- TEXT PROVIDED -
Melt the coconut oil in a small pot
Add the water and amaranth, stir, cover and heat over medium, allow to boil lightly
As amaranth begins to thicken, pit and chop the date, stir it into the cooking amaranth
squeeze juice out of half a navel orange, to it stir in the maple syrup
In the last few minutes of cooking add the orange juice and nuts (except for the remaining tbsp)
Allow amaranth to thicken again and absorb the orange juice, when it has thickened to the consistency you like, remove from heat.
Serve in your favorite bowl and top with the remaining walnuts and the pomegranate seeds.

Eat up!

Tuesday, November 10, 2009

Beat The Cold With This: Immunity Boosting Mushroom Soup



So i woke up today under the weather. Sore throat which progressed to a little sinus stuff...i attribute it to traveling without my herbs, drying flights, walking in the rain, long days of work/stress, and sleeping in warm dry heat controlled houses. In my attempt to kick the beginnings of whatever this is out, i've dedicated the day to taking care of myself. After securing the day off, i went to the market and purchased 4 heads of garlic, some ginger root, immunity boosting mushrooms, carrots, and Vit C packed organic oranges and grapefruits. I got right on top of my prevention/wellness routine (see past post "kicking it through cold/flu season: immunity boosters") filling my body with necessary immune boosting and bacteria fighting herbs. While i had planned to cleanse this week, my cleanse is being pushed back a couple days until these symptoms subside. So home from the market i went and roasted the 4 heads of garlic, 2 of which i've already consumed (it's only shy of 10am, i must smell amazing, ha!), and two that i will consume throughout the remainder of the day. I also made a mean mushroom soup filled with bellas and shitakes to boost immunity. It turned out so good that i had to post the recipe. Here it is...great for warming you up on a cool day, or for boosting immunity when you're feeling this season's bug is trying to get cha.

What you'll need (choose all organic if possible):

at least 1 whole head of garlic
olive oil (a few tbsp)
water (a few tbsp)
1/2 of a yellow onion, chopped
2 medium portabella mushrooms, chopped
approximately 10 shitake mushrooms, sliced thin
1 32 ounce box of vegetable stock
1 to 1 and a 1/2 cups of light PLAIN soy milk (or dairy milk or cream)
black pepper to taste


Roast 1 head of garlic by:

preheating oven to 375 degrees
peel off the outer skin of the head of garlic, leave whole (leave the skin on individual pieces)

Stored data entries

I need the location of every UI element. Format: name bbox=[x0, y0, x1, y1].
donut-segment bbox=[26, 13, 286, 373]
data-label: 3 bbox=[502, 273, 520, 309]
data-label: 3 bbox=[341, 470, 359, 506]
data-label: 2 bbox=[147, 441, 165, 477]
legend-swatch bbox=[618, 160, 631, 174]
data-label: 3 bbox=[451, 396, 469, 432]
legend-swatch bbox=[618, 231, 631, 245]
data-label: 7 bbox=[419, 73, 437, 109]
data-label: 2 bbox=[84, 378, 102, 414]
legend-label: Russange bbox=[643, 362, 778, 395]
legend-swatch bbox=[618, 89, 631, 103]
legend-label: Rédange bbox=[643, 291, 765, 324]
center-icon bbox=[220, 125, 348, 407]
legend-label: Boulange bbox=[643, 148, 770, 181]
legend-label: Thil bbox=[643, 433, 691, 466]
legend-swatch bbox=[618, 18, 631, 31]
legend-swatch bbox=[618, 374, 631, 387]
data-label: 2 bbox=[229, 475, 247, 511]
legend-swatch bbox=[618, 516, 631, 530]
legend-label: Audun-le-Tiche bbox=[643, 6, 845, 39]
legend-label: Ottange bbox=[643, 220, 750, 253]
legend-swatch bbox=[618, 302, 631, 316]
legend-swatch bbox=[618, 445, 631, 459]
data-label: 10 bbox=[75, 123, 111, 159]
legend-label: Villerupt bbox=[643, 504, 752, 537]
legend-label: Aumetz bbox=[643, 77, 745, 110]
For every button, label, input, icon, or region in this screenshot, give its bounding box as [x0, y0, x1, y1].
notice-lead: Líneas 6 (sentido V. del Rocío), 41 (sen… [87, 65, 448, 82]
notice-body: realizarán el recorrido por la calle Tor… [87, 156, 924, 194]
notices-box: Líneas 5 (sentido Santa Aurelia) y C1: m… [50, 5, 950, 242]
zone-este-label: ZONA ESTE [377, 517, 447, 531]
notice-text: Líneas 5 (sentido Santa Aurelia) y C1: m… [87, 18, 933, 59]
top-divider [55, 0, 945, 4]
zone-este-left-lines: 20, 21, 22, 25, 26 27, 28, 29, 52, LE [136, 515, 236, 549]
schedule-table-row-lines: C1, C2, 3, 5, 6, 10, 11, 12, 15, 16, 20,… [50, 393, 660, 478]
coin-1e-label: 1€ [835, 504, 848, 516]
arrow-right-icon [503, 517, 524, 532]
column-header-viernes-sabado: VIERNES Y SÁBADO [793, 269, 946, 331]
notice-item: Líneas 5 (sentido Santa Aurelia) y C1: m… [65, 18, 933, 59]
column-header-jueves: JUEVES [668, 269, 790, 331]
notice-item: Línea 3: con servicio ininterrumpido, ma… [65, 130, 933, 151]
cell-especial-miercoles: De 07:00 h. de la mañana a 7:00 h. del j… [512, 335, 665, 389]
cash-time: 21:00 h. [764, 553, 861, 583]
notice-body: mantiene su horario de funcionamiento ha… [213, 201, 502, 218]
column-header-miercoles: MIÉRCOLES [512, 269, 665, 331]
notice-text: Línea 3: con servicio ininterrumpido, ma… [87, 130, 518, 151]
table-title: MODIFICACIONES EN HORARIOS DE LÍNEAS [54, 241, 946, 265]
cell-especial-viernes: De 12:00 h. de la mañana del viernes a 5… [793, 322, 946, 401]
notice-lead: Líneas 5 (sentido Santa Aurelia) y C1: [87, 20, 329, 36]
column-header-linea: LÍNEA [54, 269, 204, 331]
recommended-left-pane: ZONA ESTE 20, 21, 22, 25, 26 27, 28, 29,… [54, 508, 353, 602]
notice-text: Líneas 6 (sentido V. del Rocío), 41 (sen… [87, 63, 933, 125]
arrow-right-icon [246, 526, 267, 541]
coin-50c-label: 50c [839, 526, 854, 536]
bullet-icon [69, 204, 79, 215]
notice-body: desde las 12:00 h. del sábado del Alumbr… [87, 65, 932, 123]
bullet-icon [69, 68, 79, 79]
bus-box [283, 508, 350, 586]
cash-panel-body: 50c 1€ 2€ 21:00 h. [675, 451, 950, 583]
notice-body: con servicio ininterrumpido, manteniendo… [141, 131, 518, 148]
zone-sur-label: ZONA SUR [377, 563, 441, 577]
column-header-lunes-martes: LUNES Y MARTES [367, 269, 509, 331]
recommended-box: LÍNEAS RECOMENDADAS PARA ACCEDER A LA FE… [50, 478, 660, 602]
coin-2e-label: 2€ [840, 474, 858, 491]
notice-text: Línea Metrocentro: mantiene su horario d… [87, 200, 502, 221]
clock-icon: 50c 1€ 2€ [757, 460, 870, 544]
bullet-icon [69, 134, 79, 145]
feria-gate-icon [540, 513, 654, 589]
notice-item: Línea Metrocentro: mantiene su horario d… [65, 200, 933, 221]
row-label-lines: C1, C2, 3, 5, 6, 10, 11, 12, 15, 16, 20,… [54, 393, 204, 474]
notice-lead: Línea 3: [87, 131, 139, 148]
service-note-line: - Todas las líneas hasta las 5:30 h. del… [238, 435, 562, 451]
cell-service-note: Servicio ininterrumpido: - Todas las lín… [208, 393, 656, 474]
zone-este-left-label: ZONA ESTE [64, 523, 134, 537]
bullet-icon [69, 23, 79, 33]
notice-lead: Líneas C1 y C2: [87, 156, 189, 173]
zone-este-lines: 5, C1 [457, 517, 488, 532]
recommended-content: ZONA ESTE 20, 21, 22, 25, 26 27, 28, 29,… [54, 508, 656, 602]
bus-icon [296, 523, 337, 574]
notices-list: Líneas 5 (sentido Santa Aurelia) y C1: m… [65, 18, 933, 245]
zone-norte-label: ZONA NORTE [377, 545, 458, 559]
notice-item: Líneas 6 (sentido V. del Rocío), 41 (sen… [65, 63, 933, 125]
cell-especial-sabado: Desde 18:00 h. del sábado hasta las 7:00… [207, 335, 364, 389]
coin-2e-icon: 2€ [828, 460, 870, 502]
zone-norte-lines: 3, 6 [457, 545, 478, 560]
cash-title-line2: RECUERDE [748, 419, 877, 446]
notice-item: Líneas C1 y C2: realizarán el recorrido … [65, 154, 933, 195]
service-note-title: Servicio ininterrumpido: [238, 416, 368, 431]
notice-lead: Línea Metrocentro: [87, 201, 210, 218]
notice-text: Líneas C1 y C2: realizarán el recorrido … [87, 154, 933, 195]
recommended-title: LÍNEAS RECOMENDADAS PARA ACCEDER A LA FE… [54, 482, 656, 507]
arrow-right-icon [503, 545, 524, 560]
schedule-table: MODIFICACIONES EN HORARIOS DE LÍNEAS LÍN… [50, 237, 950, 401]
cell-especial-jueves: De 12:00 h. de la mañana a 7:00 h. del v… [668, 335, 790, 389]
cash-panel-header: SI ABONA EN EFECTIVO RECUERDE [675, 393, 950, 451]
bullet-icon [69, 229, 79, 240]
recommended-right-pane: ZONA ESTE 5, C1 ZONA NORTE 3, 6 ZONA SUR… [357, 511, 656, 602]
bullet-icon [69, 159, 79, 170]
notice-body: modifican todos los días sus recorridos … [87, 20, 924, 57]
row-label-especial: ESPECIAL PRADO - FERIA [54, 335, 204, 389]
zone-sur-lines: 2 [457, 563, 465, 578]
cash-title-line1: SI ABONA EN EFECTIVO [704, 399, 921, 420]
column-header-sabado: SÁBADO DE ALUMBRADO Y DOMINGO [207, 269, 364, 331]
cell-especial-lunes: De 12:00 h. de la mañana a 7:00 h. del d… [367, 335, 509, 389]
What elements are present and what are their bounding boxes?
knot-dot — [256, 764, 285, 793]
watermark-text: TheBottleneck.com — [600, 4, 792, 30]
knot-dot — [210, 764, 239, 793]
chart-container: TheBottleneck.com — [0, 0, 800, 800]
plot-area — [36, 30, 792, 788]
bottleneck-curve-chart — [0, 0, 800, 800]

- TASKS -
(a) In the mushroom soup post, what does the writer list as the causes of feeling under the weather?
(b) Could you duplicate a part of the mushroom soup post, beginning at the words "Roast 1 head" and stopping after "on individual pieces)"?

- SOLUTIONS TO THE TASKS -
(a)
- traveling without herbs
- drying flights
- walking in the rain
- long days of work/stress
- sleeping in warm dry heat controlled houses

(b)
Roast 1 head of garlic by:

preheating oven to 375 degrees
peel off the outer skin of the head of garlic, leave whole (leave the skin on individual pieces)